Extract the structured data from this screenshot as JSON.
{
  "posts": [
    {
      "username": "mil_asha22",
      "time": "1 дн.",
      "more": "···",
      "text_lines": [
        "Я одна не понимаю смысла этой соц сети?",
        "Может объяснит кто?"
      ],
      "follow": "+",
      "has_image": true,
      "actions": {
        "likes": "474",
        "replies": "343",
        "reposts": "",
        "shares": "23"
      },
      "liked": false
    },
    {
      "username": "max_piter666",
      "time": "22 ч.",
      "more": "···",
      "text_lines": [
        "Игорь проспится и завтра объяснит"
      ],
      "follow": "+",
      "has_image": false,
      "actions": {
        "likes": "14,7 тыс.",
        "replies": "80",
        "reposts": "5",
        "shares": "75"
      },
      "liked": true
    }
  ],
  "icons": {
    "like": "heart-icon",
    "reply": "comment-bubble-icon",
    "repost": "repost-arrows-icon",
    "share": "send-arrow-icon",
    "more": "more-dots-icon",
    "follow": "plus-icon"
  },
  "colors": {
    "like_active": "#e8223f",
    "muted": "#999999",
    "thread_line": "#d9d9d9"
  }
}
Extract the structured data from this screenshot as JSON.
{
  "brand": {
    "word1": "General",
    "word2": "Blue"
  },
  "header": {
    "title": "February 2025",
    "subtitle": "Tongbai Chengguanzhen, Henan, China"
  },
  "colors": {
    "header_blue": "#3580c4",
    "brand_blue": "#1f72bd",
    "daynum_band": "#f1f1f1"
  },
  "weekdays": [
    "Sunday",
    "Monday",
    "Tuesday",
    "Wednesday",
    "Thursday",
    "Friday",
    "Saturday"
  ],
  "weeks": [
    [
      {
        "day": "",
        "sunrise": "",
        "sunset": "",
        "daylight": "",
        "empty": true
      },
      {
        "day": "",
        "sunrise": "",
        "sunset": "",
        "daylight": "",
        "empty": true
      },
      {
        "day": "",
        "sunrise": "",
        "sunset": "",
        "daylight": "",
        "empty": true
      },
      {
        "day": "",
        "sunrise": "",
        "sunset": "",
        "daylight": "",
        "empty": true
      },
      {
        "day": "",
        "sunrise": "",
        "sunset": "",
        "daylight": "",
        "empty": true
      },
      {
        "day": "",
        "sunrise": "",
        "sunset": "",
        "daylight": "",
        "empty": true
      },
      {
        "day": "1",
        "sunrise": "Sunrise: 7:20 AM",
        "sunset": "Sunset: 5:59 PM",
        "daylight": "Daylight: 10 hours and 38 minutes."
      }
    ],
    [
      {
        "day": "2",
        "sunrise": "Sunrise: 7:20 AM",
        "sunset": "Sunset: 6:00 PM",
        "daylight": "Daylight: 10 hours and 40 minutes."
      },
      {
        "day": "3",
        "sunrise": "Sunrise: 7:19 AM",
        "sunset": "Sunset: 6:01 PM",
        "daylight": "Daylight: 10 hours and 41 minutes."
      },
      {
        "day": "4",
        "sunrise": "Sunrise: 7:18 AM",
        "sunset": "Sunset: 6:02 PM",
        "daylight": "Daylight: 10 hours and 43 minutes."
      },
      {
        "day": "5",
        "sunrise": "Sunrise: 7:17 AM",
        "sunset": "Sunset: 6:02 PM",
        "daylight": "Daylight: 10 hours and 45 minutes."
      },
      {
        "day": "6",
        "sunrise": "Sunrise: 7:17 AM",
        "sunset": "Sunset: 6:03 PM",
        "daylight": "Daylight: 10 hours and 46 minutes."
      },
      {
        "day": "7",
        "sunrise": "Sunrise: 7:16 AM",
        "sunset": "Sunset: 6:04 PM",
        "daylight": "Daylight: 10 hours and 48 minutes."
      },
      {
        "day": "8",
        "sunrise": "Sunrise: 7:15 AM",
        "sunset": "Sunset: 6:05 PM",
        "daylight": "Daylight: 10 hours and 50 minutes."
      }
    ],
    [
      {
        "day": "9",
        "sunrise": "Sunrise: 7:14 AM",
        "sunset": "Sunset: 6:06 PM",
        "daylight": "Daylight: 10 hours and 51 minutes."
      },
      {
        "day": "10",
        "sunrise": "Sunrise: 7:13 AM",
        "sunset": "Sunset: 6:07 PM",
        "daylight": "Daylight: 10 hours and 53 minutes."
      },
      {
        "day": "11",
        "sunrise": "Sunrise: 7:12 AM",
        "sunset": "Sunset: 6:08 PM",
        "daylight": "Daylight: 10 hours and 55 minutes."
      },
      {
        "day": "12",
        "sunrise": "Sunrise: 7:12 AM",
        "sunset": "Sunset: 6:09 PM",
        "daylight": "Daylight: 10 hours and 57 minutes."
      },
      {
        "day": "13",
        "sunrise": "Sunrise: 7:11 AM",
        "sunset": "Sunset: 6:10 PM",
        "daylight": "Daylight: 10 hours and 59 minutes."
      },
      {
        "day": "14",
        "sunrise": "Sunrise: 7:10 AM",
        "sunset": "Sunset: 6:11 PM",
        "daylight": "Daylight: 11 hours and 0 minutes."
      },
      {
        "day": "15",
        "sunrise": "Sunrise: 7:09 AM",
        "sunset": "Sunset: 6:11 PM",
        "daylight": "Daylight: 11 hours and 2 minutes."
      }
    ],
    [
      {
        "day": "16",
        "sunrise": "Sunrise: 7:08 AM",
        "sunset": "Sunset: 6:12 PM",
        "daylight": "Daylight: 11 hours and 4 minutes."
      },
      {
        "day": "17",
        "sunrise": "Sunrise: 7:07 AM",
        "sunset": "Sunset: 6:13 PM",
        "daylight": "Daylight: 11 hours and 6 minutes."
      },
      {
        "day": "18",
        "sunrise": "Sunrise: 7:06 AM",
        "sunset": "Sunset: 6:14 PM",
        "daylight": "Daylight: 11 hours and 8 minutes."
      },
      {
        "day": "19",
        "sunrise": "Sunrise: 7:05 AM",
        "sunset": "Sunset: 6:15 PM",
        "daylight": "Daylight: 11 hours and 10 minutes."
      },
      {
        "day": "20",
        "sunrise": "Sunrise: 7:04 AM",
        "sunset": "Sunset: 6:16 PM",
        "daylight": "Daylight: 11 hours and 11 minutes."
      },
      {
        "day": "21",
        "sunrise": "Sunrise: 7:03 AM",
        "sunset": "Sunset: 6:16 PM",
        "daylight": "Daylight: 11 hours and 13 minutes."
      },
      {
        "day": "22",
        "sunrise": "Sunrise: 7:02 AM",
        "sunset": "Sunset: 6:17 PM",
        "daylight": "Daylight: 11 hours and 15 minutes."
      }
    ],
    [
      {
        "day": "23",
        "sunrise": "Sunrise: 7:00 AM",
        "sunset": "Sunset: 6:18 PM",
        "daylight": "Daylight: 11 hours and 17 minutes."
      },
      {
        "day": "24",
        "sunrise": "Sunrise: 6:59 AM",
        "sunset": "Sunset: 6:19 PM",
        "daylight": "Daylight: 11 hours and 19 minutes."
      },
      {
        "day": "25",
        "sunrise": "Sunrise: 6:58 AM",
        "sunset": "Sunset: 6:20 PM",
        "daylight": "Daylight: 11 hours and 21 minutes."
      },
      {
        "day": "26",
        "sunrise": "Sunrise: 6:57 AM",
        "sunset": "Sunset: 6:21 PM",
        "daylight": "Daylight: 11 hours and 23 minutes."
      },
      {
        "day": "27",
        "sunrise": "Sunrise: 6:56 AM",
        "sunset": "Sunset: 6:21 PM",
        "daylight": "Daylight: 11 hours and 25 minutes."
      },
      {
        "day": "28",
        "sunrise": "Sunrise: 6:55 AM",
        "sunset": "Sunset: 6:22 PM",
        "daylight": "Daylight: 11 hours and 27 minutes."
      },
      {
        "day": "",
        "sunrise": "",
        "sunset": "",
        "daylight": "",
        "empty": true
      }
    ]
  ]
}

====================

What you will do: Quote all of the entries verbatim.

Expected answer:
Extract the structured data from this screenshot as JSON.
{
  "posts": [
    {
      "username": "mil_asha22",
      "time": "1 дн.",
      "more": "···",
      "text_lines": [
        "Я одна не понимаю смысла этой соц сети?",
        "Может объяснит кто?"
      ],
      "follow": "+",
      "has_image": true,
      "actions": {
        "likes": "474",
        "replies": "343",
        "reposts": "",
        "shares": "23"
      },
      "liked": false
    },
    {
      "username": "max_piter666",
      "time": "22 ч.",
      "more": "···",
      "text_lines": [
        "Игорь проспится и завтра объяснит"
      ],
      "follow": "+",
      "has_image": false,
      "actions": {
        "likes": "14,7 тыс.",
        "replies": "80",
        "reposts": "5",
        "shares": "75"
      },
      "liked": true
    }
  ],
  "icons": {
    "like": "heart-icon",
    "reply": "comment-bubble-icon",
    "repost": "repost-arrows-icon",
    "share": "send-arrow-icon",
    "more": "more-dots-icon",
    "follow": "plus-icon"
  },
  "colors": {
    "like_active": "#e8223f",
    "muted": "#999999",
    "thread_line": "#d9d9d9"
  }
}
Extract the structured data from this screenshot as JSON.
{
  "brand": {
    "word1": "General",
    "word2": "Blue"
  },
  "header": {
    "title": "February 2025",
    "subtitle": "Tongbai Chengguanzhen, Henan, China"
  },
  "colors": {
    "header_blue": "#3580c4",
    "brand_blue": "#1f72bd",
    "daynum_band": "#f1f1f1"
  },
  "weekdays": [
    "Sunday",
    "Monday",
    "Tuesday",
    "Wednesday",
    "Thursday",
    "Friday",
    "Saturday"
  ],
  "weeks": [
    [
      {
        "day": "",
        "sunrise": "",
        "sunset": "",
        "daylight": "",
        "empty": true
      },
      {
        "day": "",
        "sunrise": "",
        "sunset": "",
        "daylight": "",
        "empty": true
      },
      {
        "day": "",
        "sunrise": "",
        "sunset": "",
        "daylight": "",
        "empty": true
      },
      {
        "day": "",
        "sunrise": "",
        "sunset": "",
        "daylight": "",
        "empty": true
      },
      {
        "day": "",
        "sunrise": "",
        "sunset": "",
        "daylight": "",
        "empty": true
      },
      {
        "day": "",
        "sunrise": "",
        "sunset": "",
        "daylight": "",
        "empty": true
      },
      {
        "day": "1",
        "sunrise": "Sunrise: 7:20 AM",
        "sunset": "Sunset: 5:59 PM",
        "daylight": "Daylight: 10 hours and 38 minutes."
      }
    ],
    [
      {
        "day": "2",
        "sunrise": "Sunrise: 7:20 AM",
        "sunset": "Sunset: 6:00 PM",
        "daylight": "Daylight: 10 hours and 40 minutes."
      },
      {
        "day": "3",
        "sunrise": "Sunrise: 7:19 AM",
        "sunset": "Sunset: 6:01 PM",
        "daylight": "Daylight: 10 hours and 41 minutes."
      },
      {
        "day": "4",
        "sunrise": "Sunrise: 7:18 AM",
        "sunset": "Sunset: 6:02 PM",
        "daylight": "Daylight: 10 hours and 43 minutes."
      },
      {
        "day": "5",
        "sunrise": "Sunrise: 7:17 AM",
        "sunset": "Sunset: 6:02 PM",
        "daylight": "Daylight: 10 hours and 45 minutes."
      },
      {
        "day": "6",
        "sunrise": "Sunrise: 7:17 AM",
        "sunset": "Sunset: 6:03 PM",
        "daylight": "Daylight: 10 hours and 46 minutes."
      },
      {
        "day": "7",
        "sunrise": "Sunrise: 7:16 AM",
        "sunset": "Sunset: 6:04 PM",
        "daylight": "Daylight: 10 hours and 48 minutes."
      },
      {
        "day": "8",
        "sunrise": "Sunrise: 7:15 AM",
        "sunset": "Sunset: 6:05 PM",
        "daylight": "Daylight: 10 hours and 50 minutes."
      }
    ],
    [
      {
        "day": "9",
        "sunrise": "Sunrise: 7:14 AM",
        "sunset": "Sunset: 6:06 PM",
        "daylight": "Daylight: 10 hours and 51 minutes."
      },
      {
        "day": "10",
        "sunrise": "Sunrise: 7:13 AM",
        "sunset": "Sunset: 6:07 PM",
        "daylight": "Daylight: 10 hours and 53 minutes."
      },
      {
        "day": "11",
        "sunrise": "Sunrise: 7:12 AM",
        "sunset": "Sunset: 6:08 PM",
        "daylight": "Daylight: 10 hours and 55 minutes."
      },
      {
        "day": "12",
        "sunrise": "Sunrise: 7:12 AM",
        "sunset": "Sunset: 6:09 PM",
        "daylight": "Daylight: 10 hours and 57 minutes."
      },
      {
        "day": "13",
        "sunrise": "Sunrise: 7:11 AM",
        "sunset": "Sunset: 6:10 PM",
        "daylight": "Daylight: 10 hours and 59 minutes."
      },
      {
        "day": "14",
        "sunrise": "Sunrise: 7:10 AM",
        "sunset": "Sunset: 6:11 PM",
        "daylight": "Daylight: 11 hours and 0 minutes."
      },
      {
        "day": "15",
        "sunrise": "Sunrise: 7:09 AM",
        "sunset": "Sunset: 6:11 PM",
        "daylight": "Daylight: 11 hours and 2 minutes."
      }
    ],
    [
      {
        "day": "16",
        "sunrise": "Sunrise: 7:08 AM",
        "sunset": "Sunset: 6:12 PM",
        "daylight": "Daylight: 11 hours and 4 minutes."
      },
      {
        "day": "17",
        "sunrise": "Sunrise: 7:07 AM",
        "sunset": "Sunset: 6:13 PM",
        "daylight": "Daylight: 11 hours and 6 minutes."
      },
      {
        "day": "18",
        "sunrise": "Sunrise: 7:06 AM",
        "sunset": "Sunset: 6:14 PM",
        "daylight": "Daylight: 11 hours and 8 minutes."
      },
      {
        "day": "19",
        "sunrise": "Sunrise: 7:05 AM",
        "sunset": "Sunset: 6:15 PM",
        "daylight": "Daylight: 11 hours and 10 minutes."
      },
      {
        "day": "20",
        "sunrise": "Sunrise: 7:04 AM",
        "sunset": "Sunset: 6:16 PM",
        "daylight": "Daylight: 11 hours and 11 minutes."
      },
      {
        "day": "21",
        "sunrise": "Sunrise: 7:03 AM",
        "sunset": "Sunset: 6:16 PM",
        "daylight": "Daylight: 11 hours and 13 minutes."
      },
      {
        "day": "22",
        "sunrise": "Sunrise: 7:02 AM",
        "sunset": "Sunset: 6:17 PM",
        "daylight": "Daylight: 11 hours and 15 minutes."
      }
    ],
    [
      {
        "day": "23",
        "sunrise": "Sunrise: 7:00 AM",
        "sunset": "Sunset: 6:18 PM",
        "daylight": "Daylight: 11 hours and 17 minutes."
      },
      {
        "day": "24",
        "sunrise": "Sunrise: 6:59 AM",
        "sunset": "Sunset: 6:19 PM",
        "daylight": "Daylight: 11 hours and 19 minutes."
      },
      {
        "day": "25",
        "sunrise": "Sunrise: 6:58 AM",
        "sunset": "Sunset: 6:20 PM",
        "daylight": "Daylight: 11 hours and 21 minutes."
      },
      {
        "day": "26",
        "sunrise": "Sunrise: 6:57 AM",
        "sunset": "Sunset: 6:21 PM",
        "daylight": "Daylight: 11 hours and 23 minutes."
      },
      {
        "day": "27",
        "sunrise": "Sunrise: 6:56 AM",
        "sunset": "Sunset: 6:21 PM",
        "daylight": "Daylight: 11 hours and 25 minutes."
      },
      {
        "day": "28",
        "sunrise": "Sunrise: 6:55 AM",
        "sunset": "Sunset: 6:22 PM",
        "daylight": "Daylight: 11 hours and 27 minutes."
      },
      {
        "day": "",
        "sunrise": "",
        "sunset": "",
        "daylight": "",
        "empty": true
      }
    ]
  ]
}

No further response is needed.